[Structured figure records]
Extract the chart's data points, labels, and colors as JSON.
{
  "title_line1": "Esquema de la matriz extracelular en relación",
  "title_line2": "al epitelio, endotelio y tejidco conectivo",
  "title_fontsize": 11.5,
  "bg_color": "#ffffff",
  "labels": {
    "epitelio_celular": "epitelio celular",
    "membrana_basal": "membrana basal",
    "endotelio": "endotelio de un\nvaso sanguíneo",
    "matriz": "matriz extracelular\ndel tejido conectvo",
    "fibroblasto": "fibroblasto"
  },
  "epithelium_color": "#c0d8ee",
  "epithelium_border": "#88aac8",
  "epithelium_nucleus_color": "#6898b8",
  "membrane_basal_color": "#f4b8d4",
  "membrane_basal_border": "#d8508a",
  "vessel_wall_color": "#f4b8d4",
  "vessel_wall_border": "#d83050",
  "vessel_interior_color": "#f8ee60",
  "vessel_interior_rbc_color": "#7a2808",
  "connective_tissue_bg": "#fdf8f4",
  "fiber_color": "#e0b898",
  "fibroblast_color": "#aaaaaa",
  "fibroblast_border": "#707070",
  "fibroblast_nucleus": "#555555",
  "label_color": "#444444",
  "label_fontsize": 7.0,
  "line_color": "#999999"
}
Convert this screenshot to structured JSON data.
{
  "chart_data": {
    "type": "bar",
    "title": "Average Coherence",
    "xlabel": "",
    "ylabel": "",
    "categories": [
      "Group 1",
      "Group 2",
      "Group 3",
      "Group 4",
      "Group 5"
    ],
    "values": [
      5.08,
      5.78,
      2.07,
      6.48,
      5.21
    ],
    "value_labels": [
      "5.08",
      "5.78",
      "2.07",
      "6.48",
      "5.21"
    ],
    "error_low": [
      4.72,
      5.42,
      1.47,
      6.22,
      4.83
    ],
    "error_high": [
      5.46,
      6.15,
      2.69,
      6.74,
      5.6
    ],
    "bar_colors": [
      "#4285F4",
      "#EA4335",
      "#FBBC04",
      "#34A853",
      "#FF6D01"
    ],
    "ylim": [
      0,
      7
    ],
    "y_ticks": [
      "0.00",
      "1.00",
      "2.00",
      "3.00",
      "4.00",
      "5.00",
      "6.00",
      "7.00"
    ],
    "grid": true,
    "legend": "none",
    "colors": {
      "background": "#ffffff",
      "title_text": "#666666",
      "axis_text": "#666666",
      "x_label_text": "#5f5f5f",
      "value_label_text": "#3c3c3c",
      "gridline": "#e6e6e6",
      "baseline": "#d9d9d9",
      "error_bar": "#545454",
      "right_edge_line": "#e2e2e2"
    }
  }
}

Instruction
Please return the data above exactly as given.

Expected answer
Extract the chart's data points, labels, and colors as JSON.
{
  "title_line1": "Esquema de la matriz extracelular en relación",
  "title_line2": "al epitelio, endotelio y tejidco conectivo",
  "title_fontsize": 11.5,
  "bg_color": "#ffffff",
  "labels": {
    "epitelio_celular": "epitelio celular",
    "membrana_basal": "membrana basal",
    "endotelio": "endotelio de un\nvaso sanguíneo",
    "matriz": "matriz extracelular\ndel tejido conectvo",
    "fibroblasto": "fibroblasto"
  },
  "epithelium_color": "#c0d8ee",
  "epithelium_border": "#88aac8",
  "epithelium_nucleus_color": "#6898b8",
  "membrane_basal_color": "#f4b8d4",
  "membrane_basal_border": "#d8508a",
  "vessel_wall_color": "#f4b8d4",
  "vessel_wall_border": "#d83050",
  "vessel_interior_color": "#f8ee60",
  "vessel_interior_rbc_color": "#7a2808",
  "connective_tissue_bg": "#fdf8f4",
  "fiber_color": "#e0b898",
  "fibroblast_color": "#aaaaaa",
  "fibroblast_border": "#707070",
  "fibroblast_nucleus": "#555555",
  "label_color": "#444444",
  "label_fontsize": 7.0,
  "line_color": "#999999"
}
Convert this screenshot to structured JSON data.
{
  "chart_data": {
    "type": "bar",
    "title": "Average Coherence",
    "xlabel": "",
    "ylabel": "",
    "categories": [
      "Group 1",
      "Group 2",
      "Group 3",
      "Group 4",
      "Group 5"
    ],
    "values": [
      5.08,
      5.78,
      2.07,
      6.48,
      5.21
    ],
    "value_labels": [
      "5.08",
      "5.78",
      "2.07",
      "6.48",
      "5.21"
    ],
    "error_low": [
      4.72,
      5.42,
      1.47,
      6.22,
      4.83
    ],
    "error_high": [
      5.46,
      6.15,
      2.69,
      6.74,
      5.6
    ],
    "bar_colors": [
      "#4285F4",
      "#EA4335",
      "#FBBC04",
      "#34A853",
      "#FF6D01"
    ],
    "ylim": [
      0,
      7
    ],
    "y_ticks": [
      "0.00",
      "1.00",
      "2.00",
      "3.00",
      "4.00",
      "5.00",
      "6.00",
      "7.00"
    ],
    "grid": true,
    "legend": "none",
    "colors": {
      "background": "#ffffff",
      "title_text": "#666666",
      "axis_text": "#666666",
      "x_label_text": "#5f5f5f",
      "value_label_text": "#3c3c3c",
      "gridline": "#e6e6e6",
      "baseline": "#d9d9d9",
      "error_bar": "#545454",
      "right_edge_line": "#e2e2e2"
    }
  }
}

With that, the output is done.